Task prompt.
Extract every line of the material that holds the string "deviazione".
§ §
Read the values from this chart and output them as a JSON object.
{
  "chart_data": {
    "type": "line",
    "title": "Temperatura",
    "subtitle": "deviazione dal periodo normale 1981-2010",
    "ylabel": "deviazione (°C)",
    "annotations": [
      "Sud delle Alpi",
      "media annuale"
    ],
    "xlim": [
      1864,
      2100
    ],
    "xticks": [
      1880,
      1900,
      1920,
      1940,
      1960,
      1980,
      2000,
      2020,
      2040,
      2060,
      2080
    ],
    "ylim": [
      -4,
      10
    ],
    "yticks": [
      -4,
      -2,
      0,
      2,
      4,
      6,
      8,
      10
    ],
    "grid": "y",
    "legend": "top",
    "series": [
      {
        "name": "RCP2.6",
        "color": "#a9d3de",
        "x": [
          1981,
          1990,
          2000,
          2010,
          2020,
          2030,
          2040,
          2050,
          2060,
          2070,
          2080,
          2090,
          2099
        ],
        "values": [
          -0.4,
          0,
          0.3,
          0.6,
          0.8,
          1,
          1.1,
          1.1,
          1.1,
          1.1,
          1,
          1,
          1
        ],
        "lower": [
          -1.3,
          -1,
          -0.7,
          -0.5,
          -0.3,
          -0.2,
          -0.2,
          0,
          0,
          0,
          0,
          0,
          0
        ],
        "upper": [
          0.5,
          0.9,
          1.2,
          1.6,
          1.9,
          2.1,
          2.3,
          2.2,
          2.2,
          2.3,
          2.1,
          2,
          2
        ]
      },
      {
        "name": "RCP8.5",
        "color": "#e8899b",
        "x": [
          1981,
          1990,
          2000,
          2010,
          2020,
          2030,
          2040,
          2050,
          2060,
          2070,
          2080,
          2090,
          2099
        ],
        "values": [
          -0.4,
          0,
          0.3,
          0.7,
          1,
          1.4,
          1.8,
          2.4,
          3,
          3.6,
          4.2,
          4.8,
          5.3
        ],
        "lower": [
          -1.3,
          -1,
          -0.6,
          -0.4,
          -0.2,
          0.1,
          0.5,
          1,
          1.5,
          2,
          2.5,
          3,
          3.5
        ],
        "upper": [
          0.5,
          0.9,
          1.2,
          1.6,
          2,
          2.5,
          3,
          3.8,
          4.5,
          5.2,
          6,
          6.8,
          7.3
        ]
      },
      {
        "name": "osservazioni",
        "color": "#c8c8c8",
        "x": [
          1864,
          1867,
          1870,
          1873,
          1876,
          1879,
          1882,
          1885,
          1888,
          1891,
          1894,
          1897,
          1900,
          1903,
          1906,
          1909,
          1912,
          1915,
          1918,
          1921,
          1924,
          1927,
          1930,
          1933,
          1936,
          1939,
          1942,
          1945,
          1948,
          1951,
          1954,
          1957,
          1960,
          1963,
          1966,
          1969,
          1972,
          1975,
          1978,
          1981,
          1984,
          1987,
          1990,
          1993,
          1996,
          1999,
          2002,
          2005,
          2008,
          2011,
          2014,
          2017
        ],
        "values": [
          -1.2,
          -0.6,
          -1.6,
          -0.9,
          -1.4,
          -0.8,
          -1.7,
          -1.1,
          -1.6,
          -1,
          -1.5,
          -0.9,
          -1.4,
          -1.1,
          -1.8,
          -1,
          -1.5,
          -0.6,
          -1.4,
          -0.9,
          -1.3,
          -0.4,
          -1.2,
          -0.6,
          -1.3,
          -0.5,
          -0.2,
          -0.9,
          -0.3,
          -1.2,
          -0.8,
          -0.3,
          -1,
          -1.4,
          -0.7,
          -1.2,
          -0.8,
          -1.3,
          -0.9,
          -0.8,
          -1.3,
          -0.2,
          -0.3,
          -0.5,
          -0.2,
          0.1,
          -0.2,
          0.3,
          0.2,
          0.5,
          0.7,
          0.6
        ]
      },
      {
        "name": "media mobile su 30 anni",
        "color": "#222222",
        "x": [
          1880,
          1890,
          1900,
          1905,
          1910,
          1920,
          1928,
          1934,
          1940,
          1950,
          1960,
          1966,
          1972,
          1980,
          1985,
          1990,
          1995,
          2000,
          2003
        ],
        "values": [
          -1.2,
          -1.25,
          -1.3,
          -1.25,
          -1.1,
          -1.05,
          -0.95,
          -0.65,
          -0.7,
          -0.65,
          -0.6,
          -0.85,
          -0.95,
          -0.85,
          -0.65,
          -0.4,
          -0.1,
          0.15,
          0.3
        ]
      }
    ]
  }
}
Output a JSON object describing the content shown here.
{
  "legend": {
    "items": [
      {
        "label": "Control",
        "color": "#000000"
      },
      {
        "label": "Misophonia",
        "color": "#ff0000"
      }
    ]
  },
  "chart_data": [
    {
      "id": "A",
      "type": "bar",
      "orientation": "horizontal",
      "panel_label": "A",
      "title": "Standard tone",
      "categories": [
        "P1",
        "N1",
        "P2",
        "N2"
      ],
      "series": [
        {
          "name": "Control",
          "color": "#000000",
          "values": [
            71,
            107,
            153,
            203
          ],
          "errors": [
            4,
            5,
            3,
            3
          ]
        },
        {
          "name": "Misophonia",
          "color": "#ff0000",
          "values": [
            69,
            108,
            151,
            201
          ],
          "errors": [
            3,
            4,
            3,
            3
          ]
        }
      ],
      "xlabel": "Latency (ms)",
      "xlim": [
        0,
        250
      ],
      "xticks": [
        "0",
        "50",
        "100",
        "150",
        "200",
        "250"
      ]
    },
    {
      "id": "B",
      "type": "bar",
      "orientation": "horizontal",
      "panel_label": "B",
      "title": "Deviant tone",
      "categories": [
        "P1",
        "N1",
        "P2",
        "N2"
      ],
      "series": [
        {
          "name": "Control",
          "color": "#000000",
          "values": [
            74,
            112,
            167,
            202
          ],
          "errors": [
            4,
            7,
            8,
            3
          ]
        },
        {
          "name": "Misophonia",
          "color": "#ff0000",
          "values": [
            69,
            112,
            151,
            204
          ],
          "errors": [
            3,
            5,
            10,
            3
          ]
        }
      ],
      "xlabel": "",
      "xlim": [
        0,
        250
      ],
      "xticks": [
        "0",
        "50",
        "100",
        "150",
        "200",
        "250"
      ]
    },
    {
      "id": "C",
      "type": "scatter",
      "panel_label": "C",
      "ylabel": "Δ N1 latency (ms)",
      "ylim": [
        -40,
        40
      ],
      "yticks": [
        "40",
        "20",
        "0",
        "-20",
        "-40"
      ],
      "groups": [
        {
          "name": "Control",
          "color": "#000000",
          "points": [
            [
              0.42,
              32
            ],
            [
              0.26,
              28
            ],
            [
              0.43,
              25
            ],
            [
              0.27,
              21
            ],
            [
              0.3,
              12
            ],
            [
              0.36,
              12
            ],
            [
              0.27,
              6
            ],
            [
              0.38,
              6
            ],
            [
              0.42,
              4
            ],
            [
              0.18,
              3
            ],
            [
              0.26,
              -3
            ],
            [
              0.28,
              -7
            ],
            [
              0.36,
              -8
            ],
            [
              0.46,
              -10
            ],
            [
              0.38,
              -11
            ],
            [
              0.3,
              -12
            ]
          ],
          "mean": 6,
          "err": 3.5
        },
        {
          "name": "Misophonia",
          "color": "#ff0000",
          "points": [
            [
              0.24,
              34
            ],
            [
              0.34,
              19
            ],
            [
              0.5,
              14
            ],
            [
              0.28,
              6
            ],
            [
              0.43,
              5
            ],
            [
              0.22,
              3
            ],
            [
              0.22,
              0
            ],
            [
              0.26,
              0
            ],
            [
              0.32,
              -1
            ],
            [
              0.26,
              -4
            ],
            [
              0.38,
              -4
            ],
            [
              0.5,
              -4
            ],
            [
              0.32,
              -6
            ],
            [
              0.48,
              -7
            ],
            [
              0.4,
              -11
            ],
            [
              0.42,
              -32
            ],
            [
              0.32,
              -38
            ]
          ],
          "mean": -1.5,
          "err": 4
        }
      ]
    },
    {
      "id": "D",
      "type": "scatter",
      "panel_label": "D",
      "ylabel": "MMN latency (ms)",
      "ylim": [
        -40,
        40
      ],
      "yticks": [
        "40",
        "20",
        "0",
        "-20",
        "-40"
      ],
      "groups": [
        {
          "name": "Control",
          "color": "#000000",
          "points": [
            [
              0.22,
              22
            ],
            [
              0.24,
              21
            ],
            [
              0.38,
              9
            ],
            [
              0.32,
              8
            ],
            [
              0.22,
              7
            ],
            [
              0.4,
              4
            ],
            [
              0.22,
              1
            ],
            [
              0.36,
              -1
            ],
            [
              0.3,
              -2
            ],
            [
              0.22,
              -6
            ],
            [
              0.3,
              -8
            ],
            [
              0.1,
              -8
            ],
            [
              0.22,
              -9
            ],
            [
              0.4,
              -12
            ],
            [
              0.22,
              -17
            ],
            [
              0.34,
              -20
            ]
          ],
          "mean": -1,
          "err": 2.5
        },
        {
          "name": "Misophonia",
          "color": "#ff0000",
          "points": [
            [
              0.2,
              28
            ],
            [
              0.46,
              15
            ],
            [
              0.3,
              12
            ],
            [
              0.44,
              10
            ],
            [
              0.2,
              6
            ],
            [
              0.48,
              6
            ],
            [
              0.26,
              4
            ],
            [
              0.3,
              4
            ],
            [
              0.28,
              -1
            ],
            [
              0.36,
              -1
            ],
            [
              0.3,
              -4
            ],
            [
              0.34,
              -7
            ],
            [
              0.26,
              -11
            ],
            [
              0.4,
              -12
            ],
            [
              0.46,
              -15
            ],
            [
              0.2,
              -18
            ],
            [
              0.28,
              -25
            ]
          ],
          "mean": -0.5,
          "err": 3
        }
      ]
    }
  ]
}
§ §
Exercise answer.
    "subtitle": "deviazione dal periodo normale 1981-2010",
    "ylabel": "deviazione (°C)",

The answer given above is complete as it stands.